• _AIM OF THE TASK_: Below is some material; transcribe all of it exactly.

--- begin ---

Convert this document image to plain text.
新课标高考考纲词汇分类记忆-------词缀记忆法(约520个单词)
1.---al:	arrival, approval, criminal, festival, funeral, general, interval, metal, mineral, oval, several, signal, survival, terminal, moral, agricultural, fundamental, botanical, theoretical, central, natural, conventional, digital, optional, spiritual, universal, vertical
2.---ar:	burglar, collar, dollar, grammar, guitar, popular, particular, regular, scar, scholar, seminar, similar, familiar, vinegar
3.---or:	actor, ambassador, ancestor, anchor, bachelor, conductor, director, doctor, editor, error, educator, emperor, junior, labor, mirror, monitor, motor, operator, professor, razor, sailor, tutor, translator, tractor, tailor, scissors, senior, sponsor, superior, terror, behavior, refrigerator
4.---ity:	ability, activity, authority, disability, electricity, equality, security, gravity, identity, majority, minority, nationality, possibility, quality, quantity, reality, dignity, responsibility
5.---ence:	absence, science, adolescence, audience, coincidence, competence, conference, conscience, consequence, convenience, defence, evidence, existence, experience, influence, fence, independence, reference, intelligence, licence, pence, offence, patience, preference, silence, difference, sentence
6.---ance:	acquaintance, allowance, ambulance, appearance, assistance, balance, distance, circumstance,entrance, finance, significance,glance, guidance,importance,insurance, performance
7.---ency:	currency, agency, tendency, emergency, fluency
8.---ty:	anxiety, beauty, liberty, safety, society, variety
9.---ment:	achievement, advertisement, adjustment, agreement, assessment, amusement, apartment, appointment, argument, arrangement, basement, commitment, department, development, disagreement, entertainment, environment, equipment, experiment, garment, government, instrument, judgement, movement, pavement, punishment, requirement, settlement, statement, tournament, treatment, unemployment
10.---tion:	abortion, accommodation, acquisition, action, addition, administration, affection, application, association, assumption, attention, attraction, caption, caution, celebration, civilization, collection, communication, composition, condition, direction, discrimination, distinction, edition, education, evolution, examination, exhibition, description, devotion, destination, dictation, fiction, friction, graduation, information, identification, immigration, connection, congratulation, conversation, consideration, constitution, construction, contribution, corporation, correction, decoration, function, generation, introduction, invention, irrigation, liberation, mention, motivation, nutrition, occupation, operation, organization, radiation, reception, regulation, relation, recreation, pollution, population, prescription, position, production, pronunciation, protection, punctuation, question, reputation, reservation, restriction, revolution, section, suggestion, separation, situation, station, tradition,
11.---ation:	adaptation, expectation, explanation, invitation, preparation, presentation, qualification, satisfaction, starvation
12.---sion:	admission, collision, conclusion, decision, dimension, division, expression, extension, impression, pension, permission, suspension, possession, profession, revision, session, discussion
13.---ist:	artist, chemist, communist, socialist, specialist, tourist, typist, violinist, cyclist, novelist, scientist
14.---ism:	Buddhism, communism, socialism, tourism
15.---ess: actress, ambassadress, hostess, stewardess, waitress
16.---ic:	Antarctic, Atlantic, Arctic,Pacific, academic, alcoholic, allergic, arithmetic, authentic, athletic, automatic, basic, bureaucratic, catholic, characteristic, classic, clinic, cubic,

--- end ---

• _RESPONSE FOR THIS EXERCISE_:
Convert this document image to plain text.
新课标高考考纲词汇分类记忆-------词缀记忆法(约520个单词)
1.---al:	arrival, approval, criminal, festival, funeral, general, interval, metal, mineral, oval, several, signal, survival, terminal, moral, agricultural, fundamental, botanical, theoretical, central, natural, conventional, digital, optional, spiritual, universal, vertical
2.---ar:	burglar, collar, dollar, grammar, guitar, popular, particular, regular, scar, scholar, seminar, similar, familiar, vinegar
3.---or:	actor, ambassador, ancestor, anchor, bachelor, conductor, director, doctor, editor, error, educator, emperor, junior, labor, mirror, monitor, motor, operator, professor, razor, sailor, tutor, translator, tractor, tailor, scissors, senior, sponsor, superior, terror, behavior, refrigerator
4.---ity:	ability, activity, authority, disability, electricity, equality, security, gravity, identity, majority, minority, nationality, possibility, quality, quantity, reality, dignity, responsibility
5.---ence:	absence, science, adolescence, audience, coincidence, competence, conference, conscience, consequence, convenience, defence, evidence, existence, experience, influence, fence, independence, reference, intelligence, licence, pence, offence, patience, preference, silence, difference, sentence
6.---ance:	acquaintance, allowance, ambulance, appearance, assistance, balance, distance, circumstance,entrance, finance, significance,glance, guidance,importance,insurance, performance
7.---ency:	currency, agency, tendency, emergency, fluency
8.---ty:	anxiety, beauty, liberty, safety, society, variety
9.---ment:	achievement, advertisement, adjustment, agreement, assessment, amusement, apartment, appointment, argument, arrangement, basement, commitment, department, development, disagreement, entertainment, environment, equipment, experiment, garment, government, instrument, judgement, movement, pavement, punishment, requirement, settlement, statement, tournament, treatment, unemployment
10.---tion:	abortion, accommodation, acquisition, action, addition, administration, affection, application, association, assumption, attention, attraction, caption, caution, celebration, civilization, collection, communication, composition, condition, direction, discrimination, distinction, edition, education, evolution, examination, exhibition, description, devotion, destination, dictation, fiction, friction, graduation, information, identification, immigration, connection, congratulation, conversation, consideration, constitution, construction, contribution, corporation, correction, decoration, function, generation, introduction, invention, irrigation, liberation, mention, motivation, nutrition, occupation, operation, organization, radiation, reception, regulation, relation, recreation, pollution, population, prescription, position, production, pronunciation, protection, punctuation, question, reputation, reservation, restriction, revolution, section, suggestion, separation, situation, station, tradition,
11.---ation:	adaptation, expectation, explanation, invitation, preparation, presentation, qualification, satisfaction, starvation
12.---sion:	admission, collision, conclusion, decision, dimension, division, expression, extension, impression, pension, permission, suspension, possession, profession, revision, session, discussion
13.---ist:	artist, chemist, communist, socialist, specialist, tourist, typist, violinist, cyclist, novelist, scientist
14.---ism:	Buddhism, communism, socialism, tourism
15.---ess: actress, ambassadress, hostess, stewardess, waitress
16.---ic:	Antarctic, Atlantic, Arctic,Pacific, academic, alcoholic, allergic, arithmetic, authentic, athletic, automatic, basic, bureaucratic, catholic, characteristic, classic, clinic, cubic,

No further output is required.